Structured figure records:
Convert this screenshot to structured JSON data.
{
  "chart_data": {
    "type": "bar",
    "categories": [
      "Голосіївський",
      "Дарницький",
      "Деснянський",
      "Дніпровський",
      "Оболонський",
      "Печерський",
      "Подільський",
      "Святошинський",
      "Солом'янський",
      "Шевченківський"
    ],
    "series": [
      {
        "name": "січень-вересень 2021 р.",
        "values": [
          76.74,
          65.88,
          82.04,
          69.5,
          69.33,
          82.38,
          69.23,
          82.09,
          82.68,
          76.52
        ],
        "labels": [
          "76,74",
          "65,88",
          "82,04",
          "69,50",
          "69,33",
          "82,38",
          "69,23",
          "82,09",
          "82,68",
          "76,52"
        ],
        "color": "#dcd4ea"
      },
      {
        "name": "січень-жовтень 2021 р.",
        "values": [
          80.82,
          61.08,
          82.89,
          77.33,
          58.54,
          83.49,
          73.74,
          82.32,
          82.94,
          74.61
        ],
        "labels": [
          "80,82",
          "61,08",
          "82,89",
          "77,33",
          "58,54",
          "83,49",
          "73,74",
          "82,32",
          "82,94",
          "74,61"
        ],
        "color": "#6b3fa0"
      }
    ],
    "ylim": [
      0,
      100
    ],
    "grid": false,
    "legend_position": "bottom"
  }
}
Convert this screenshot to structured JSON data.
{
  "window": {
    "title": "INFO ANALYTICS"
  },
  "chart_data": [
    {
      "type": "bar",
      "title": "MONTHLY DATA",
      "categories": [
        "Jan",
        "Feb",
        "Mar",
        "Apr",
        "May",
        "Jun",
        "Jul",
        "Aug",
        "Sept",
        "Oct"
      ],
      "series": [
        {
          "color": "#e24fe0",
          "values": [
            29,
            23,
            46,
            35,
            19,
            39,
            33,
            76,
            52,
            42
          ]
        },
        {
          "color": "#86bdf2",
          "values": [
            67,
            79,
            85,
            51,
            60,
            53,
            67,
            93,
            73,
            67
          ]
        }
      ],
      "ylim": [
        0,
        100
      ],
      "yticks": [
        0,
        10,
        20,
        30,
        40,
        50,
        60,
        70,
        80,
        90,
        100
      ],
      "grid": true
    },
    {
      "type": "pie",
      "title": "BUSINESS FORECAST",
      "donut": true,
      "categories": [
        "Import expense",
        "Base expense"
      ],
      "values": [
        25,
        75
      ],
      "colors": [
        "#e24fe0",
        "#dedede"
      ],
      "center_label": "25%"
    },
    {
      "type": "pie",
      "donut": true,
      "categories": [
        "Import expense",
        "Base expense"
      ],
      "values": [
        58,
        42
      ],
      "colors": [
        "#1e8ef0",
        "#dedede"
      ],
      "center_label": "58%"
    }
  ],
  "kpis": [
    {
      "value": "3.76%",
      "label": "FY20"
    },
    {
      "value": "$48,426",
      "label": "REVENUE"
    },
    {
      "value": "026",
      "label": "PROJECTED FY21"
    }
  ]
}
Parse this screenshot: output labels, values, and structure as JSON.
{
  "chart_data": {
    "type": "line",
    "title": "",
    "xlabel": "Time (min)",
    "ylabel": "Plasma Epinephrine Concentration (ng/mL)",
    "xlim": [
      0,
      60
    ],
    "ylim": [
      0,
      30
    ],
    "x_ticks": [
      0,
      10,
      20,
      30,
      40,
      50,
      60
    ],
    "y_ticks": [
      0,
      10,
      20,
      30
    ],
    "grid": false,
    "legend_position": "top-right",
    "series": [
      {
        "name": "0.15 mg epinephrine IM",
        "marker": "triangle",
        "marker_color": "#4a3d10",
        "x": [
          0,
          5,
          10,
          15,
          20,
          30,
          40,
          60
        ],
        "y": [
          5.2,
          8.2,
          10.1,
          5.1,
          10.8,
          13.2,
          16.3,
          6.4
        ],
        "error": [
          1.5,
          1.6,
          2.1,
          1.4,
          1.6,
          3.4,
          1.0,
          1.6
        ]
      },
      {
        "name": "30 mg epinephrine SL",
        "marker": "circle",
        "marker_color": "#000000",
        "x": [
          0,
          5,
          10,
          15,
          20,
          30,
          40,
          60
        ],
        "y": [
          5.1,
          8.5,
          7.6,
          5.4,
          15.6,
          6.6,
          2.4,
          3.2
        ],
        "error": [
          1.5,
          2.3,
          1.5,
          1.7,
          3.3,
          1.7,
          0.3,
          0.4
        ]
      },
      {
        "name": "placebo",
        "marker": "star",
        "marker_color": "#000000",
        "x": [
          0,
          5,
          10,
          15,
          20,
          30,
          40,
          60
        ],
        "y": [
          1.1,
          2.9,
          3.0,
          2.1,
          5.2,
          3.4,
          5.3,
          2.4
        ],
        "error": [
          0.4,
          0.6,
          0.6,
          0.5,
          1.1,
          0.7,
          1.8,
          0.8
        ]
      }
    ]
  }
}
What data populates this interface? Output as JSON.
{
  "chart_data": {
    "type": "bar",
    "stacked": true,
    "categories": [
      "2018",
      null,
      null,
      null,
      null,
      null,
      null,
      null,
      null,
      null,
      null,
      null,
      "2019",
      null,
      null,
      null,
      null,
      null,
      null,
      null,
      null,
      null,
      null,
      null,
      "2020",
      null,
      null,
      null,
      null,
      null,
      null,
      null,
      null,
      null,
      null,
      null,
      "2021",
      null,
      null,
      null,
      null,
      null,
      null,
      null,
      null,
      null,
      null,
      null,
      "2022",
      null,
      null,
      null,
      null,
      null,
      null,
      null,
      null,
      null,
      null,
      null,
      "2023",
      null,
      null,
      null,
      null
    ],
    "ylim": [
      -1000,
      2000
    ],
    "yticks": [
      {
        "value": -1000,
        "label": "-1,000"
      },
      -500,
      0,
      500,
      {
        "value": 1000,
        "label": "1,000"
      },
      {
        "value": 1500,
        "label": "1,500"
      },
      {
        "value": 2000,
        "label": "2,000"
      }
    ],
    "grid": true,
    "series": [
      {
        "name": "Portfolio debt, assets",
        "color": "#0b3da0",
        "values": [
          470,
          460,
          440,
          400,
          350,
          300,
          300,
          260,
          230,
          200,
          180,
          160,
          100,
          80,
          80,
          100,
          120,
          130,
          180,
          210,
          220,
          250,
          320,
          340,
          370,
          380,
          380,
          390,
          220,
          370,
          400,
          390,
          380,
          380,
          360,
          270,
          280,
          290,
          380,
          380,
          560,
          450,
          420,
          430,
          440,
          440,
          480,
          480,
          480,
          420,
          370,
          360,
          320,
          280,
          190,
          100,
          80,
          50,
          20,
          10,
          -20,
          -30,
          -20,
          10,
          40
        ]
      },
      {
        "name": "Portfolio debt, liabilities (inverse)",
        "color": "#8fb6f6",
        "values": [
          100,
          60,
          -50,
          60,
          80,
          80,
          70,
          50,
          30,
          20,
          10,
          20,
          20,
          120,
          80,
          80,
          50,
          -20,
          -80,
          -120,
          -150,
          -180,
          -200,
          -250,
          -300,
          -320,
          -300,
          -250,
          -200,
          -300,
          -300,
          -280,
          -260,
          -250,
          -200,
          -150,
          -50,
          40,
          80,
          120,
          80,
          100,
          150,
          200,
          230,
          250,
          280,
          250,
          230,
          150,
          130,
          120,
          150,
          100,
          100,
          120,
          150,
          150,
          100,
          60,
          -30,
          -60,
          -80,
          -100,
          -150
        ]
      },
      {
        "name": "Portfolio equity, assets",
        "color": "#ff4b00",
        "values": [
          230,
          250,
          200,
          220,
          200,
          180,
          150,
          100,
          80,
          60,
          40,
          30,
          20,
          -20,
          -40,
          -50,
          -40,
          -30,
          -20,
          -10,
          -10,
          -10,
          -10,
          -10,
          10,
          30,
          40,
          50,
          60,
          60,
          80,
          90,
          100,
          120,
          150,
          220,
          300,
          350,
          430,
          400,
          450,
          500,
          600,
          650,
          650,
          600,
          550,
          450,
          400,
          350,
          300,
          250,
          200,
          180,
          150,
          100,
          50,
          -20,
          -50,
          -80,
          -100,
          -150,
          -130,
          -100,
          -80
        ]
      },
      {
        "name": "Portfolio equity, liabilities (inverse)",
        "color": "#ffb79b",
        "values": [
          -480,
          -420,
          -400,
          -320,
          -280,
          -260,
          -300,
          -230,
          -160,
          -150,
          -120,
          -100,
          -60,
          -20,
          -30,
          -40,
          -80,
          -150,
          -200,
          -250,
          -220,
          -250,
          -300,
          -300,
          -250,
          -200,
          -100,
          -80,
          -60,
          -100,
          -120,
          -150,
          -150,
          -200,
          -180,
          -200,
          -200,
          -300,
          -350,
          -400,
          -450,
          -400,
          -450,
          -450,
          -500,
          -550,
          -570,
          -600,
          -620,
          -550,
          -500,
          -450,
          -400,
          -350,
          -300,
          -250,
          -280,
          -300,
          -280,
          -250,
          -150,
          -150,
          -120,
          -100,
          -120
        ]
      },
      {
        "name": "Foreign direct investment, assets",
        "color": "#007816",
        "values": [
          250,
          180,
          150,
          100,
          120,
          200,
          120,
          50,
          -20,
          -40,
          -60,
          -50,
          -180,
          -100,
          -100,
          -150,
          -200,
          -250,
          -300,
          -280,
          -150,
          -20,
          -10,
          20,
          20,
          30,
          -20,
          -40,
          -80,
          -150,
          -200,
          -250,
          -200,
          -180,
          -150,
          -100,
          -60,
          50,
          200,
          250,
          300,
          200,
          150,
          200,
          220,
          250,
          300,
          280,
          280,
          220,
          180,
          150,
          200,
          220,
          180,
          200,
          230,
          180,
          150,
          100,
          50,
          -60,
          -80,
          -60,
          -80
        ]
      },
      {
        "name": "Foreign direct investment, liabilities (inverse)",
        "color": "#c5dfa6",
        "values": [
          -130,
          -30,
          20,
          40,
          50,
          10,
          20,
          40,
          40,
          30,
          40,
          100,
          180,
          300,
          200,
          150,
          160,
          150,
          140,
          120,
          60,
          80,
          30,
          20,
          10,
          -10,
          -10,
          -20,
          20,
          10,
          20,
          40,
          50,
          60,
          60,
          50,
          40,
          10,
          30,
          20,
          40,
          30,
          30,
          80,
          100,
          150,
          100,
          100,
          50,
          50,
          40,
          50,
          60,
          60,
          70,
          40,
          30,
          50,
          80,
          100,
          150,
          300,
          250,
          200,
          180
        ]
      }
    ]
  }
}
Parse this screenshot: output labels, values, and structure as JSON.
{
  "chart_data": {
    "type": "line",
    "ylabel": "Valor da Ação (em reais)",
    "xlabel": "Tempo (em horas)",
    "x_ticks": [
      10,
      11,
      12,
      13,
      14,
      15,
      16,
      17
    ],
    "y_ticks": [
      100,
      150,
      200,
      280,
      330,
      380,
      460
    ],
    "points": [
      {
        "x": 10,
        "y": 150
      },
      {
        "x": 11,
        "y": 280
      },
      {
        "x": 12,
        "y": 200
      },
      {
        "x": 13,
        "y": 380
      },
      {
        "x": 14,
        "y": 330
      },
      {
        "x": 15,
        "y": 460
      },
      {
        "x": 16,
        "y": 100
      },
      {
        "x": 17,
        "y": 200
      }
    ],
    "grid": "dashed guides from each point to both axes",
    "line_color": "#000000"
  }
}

_WHAT IS BEING ASKED:_
Which lines above hold the word "direct"? Copy each of them.

_OUTPUT FOR THIS EXERCISE:_
        "name": "Foreign direct investment, assets",
        "name": "Foreign direct investment, liabilities (inverse)",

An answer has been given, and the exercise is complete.